Record set:
┄┄┄┄┄┄┄┄┄┄┄┄┄┄┄┄┄┄┄┄

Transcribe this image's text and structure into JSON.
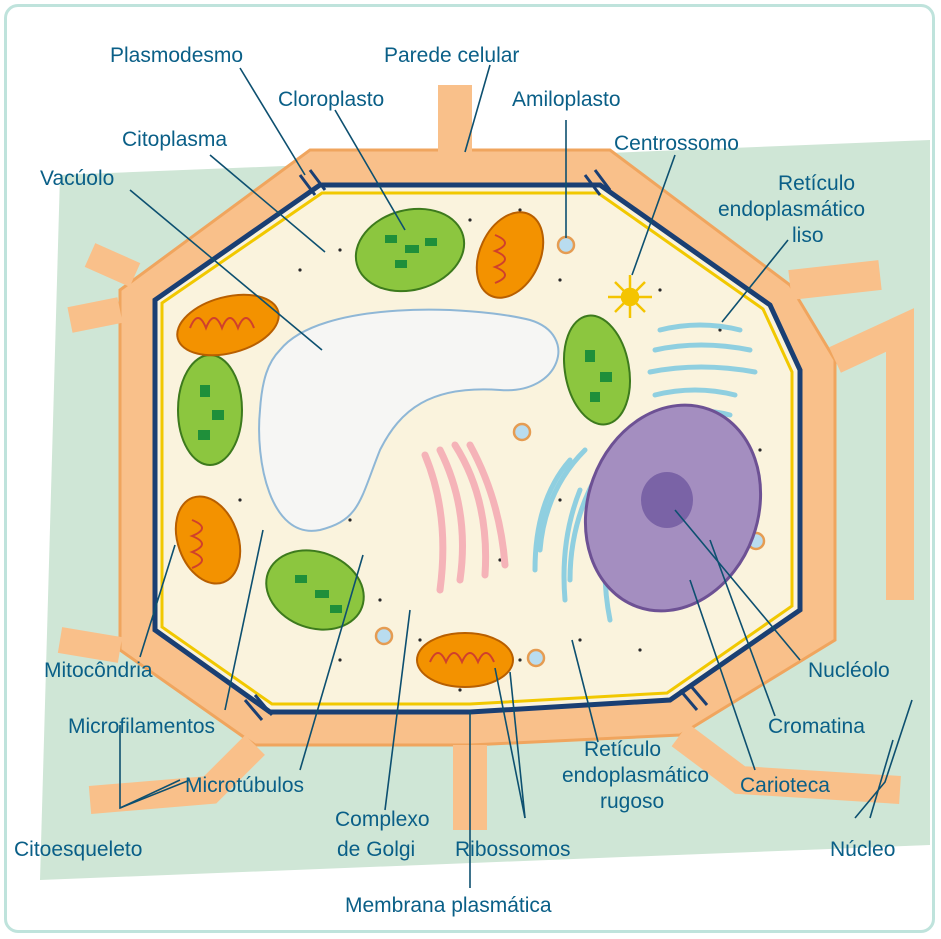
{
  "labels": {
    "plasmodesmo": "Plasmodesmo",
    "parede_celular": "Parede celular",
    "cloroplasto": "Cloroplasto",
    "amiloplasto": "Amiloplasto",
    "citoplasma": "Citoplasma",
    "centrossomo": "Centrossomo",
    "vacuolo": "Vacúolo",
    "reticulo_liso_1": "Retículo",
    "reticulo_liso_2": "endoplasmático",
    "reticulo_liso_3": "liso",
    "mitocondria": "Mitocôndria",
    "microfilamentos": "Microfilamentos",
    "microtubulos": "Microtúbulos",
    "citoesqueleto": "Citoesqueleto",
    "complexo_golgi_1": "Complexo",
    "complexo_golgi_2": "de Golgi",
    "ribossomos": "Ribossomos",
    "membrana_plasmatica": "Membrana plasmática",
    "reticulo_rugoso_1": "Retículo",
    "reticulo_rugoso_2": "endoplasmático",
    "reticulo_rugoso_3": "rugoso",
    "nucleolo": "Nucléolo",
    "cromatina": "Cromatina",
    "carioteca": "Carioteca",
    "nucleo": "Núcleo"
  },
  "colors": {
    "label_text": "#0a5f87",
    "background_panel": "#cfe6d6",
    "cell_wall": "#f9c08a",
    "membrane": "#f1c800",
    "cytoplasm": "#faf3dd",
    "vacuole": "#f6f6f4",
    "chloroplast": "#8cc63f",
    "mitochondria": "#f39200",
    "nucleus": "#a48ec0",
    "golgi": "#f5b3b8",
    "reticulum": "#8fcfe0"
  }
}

┄┄┄┄┄┄┄┄┄┄┄┄┄┄┄┄┄┄┄┄

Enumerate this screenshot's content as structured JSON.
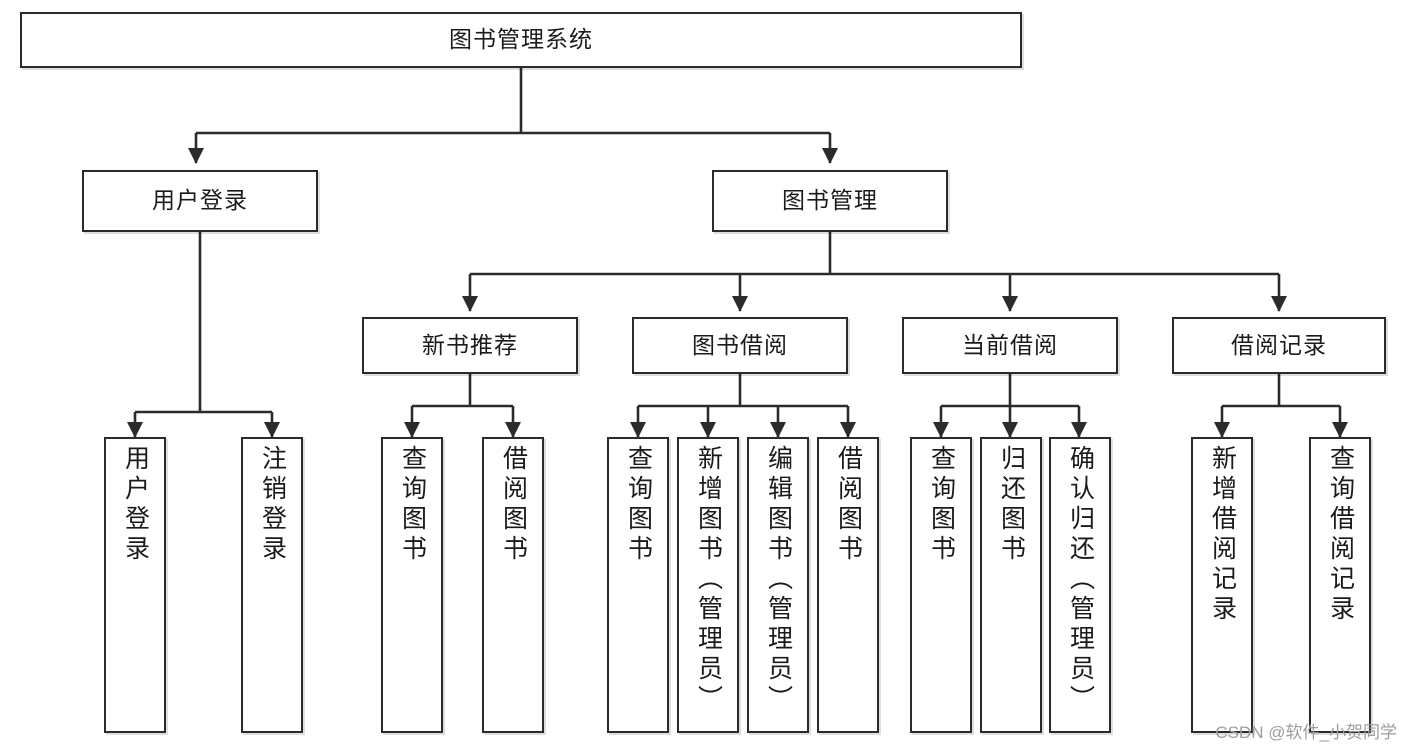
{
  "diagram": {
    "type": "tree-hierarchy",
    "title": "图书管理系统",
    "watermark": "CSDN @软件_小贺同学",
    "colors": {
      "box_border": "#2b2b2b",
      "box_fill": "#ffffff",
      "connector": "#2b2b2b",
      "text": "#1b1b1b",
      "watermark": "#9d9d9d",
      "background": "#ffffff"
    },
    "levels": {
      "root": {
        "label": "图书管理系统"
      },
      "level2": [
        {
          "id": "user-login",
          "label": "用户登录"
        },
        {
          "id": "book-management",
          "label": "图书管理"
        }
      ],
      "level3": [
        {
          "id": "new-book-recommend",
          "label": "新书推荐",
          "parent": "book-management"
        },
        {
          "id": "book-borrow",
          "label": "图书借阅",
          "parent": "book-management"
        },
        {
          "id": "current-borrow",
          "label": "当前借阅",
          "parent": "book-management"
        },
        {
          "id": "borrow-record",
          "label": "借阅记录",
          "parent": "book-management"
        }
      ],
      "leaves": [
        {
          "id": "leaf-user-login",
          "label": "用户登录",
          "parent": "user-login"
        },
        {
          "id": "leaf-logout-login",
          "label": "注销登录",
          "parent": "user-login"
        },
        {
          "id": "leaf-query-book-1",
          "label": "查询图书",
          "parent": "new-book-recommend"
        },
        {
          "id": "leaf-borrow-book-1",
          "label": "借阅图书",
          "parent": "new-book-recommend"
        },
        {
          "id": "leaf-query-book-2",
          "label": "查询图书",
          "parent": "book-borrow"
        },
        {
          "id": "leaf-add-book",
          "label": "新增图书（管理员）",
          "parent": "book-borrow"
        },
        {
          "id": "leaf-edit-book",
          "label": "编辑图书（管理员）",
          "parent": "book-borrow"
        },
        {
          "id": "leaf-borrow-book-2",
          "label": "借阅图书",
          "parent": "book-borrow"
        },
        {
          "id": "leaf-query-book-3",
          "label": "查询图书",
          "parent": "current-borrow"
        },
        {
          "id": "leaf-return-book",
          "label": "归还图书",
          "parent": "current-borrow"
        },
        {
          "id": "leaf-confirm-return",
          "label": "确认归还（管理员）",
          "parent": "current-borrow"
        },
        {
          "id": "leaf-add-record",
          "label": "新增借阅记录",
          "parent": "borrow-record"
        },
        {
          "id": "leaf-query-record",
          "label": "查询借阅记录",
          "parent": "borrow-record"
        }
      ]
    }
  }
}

┄┄┄┄┄┄┄┄┄┄┄┄┄┄┄┄┄┄┄┄

What this task involves: Across the records, how many lines contain "endoplasmático"? Only the number should be given.

Solution: 2